▶ [PASSAGE SHOWN]
START
The language of the ED agreement

[29]       In clause 2.3, the format of the contribution which Eazi Access was making was described as “loan outstanding”, with a value of R1.6 million. It was not described as a “grant”. The historical context known to both parties was that the “loan outstanding” was the sum of R1.6 million already advanced in terms of the loan agreements of 2013 and 2015. The ED agreement did not state that the previous loan agreements were being cancelled or that their terms, on matters not expressly regulated by the ED agreement, were no longer operative.

 

[30]       Clause 2.3.1 specified a one-year period during which the ED agreement would remain “viable”. In context, “viable” here must mean “in operation”. Importantly, clause 2.3.1 went on to say that when the enterprise development period ended on 27 February 2018, “an option of a renewed agreement satisfactory to both parties exist[s]”. The word “renewed indicates a renewal dealing with the same subject-matter, namely the outstanding loan of R1.6 million. If, as Netpractice would have it, the loan would be converted to a non-repayable grant at the end of the enterprise development period, there would be nothing to “renew”. Of course, the parties could always conclude a different ED agreement in respect of some other enterprise development contribution, but they would have been free to do so anyway, regardless of whether the existing ED agreement was still in force or had expired.

 

[31]       Clause 2.4.3 expressly stated that the enterprise development support offered in the ED agreement was given only for a one-year period and did not in any way obligate Eazi Access to grant “continued support outside this period”. Self-evidently, Eazi Access would not have been obliged to grant Netpractice other enterprise development support, that is support unrelated to the outstanding loan of R1.6 million. It would have been unnecessary to make so obvious a point in the contract. More naturally, clause 2.4.3 was emphasising to Netpractice that Eazi Access would be under no obligation to allow the loan amount of R1.6 million to remain outstanding on an interest-free basis after 27 February 2018.

 

The purpose of the ED agreement

[32]       The purpose of the ED agreement was twofold. First, it had the same purpose as the loan agreements, namely to provide financial support to a BEE beneficiary on favourable terms while allowing the lender to earn BEE points. Second, and uniquely, it was intended to formulate the parties’ contract in terms acceptable to Eazi Access’ BEE auditors. This latter circumstance was known to Mr Ditabo, because the email thread starting with Ms Davis’ first email to Ms Delport on 11 September 2017 was forwarded to him when he was asked to sign the agreement.
END
▶ [DIRECTIONS FOR THIS TASK] From the passage on the ED agreement above, copy word for word the part starting with "The language of" and going on through "no longer operative.".

▶ [MATERIAL SHOWN]
START
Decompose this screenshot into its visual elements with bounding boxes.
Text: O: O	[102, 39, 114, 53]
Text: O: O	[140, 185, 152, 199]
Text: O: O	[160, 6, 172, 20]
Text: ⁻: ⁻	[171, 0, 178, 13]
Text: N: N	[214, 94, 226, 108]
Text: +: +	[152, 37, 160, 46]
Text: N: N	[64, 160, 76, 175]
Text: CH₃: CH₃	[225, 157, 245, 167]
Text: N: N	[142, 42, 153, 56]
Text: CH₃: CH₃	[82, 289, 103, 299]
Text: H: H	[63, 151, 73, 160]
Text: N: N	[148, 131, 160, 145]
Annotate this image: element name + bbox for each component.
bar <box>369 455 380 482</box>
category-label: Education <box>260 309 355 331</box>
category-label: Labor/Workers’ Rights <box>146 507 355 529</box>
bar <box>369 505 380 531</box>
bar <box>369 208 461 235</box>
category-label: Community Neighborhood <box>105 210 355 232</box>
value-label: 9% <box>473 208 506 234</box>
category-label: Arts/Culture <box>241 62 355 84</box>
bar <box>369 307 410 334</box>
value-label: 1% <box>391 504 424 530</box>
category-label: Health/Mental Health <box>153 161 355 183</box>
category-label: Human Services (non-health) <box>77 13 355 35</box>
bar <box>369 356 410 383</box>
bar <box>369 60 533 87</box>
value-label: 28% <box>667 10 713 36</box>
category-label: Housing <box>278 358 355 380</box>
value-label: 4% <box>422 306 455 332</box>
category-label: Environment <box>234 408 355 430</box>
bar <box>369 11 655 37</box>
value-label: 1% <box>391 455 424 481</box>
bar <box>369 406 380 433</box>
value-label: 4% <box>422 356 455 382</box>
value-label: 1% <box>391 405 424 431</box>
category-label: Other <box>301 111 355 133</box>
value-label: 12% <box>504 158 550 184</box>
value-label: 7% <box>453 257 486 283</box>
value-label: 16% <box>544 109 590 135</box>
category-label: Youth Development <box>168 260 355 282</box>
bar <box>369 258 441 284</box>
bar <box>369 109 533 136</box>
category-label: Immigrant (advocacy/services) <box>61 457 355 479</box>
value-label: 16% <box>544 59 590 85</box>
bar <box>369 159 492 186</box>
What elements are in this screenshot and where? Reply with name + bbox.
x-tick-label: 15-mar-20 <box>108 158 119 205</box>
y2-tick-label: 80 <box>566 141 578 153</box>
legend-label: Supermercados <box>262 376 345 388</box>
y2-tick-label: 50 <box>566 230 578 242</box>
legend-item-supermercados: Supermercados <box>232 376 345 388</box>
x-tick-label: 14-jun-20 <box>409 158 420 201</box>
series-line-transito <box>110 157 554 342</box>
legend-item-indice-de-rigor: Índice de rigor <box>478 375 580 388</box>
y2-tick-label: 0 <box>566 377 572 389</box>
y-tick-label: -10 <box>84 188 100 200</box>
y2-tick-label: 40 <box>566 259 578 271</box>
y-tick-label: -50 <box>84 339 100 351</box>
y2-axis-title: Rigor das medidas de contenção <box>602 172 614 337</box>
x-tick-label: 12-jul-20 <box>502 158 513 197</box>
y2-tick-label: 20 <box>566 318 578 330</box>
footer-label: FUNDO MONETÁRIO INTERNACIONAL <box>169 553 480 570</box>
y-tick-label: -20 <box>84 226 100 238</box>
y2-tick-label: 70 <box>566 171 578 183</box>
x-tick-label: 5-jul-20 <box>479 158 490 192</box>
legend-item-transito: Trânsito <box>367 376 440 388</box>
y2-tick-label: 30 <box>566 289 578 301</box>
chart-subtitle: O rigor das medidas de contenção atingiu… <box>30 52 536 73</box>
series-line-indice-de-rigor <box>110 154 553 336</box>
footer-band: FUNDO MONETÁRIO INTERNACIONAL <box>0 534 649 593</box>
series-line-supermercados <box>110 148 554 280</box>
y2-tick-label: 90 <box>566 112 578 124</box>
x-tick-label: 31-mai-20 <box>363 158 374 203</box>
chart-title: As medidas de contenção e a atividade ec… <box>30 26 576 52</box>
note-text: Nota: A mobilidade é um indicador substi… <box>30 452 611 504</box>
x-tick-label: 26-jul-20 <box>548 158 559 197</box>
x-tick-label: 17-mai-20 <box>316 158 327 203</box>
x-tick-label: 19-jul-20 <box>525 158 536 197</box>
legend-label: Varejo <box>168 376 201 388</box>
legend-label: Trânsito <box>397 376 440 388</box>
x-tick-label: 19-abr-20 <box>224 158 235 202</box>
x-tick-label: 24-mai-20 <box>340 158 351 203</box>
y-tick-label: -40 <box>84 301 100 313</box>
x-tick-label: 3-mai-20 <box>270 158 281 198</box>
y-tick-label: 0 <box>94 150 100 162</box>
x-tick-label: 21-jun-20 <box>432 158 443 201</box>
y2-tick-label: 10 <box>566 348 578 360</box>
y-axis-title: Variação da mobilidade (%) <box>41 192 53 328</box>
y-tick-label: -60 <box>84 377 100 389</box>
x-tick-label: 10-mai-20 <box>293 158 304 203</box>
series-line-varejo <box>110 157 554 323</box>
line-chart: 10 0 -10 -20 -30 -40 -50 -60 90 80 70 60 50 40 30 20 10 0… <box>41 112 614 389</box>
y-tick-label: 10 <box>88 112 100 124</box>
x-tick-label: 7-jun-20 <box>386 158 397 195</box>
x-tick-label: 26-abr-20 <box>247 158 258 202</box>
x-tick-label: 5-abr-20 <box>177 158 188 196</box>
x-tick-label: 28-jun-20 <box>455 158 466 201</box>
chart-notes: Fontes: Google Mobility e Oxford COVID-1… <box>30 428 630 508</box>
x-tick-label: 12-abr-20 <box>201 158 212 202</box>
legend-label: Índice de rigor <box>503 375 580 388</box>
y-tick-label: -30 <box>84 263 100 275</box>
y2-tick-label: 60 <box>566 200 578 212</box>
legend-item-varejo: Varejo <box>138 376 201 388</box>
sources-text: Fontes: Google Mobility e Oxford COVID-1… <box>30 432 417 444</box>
END
▶ [TASK RESPONSE]
The language of the ED agreement

[29]       In clause 2.3, the format of the contribution which Eazi Access was making was described as “loan outstanding”, with a value of R1.6 million. It was not described as a “grant”. The historical context known to both parties was that the “loan outstanding” was the sum of R1.6 million already advanced in terms of the loan agreements of 2013 and 2015. The ED agreement did not state that the previous loan agreements were being cancelled or that their terms, on matters not expressly regulated by the ED agreement, were no longer operative.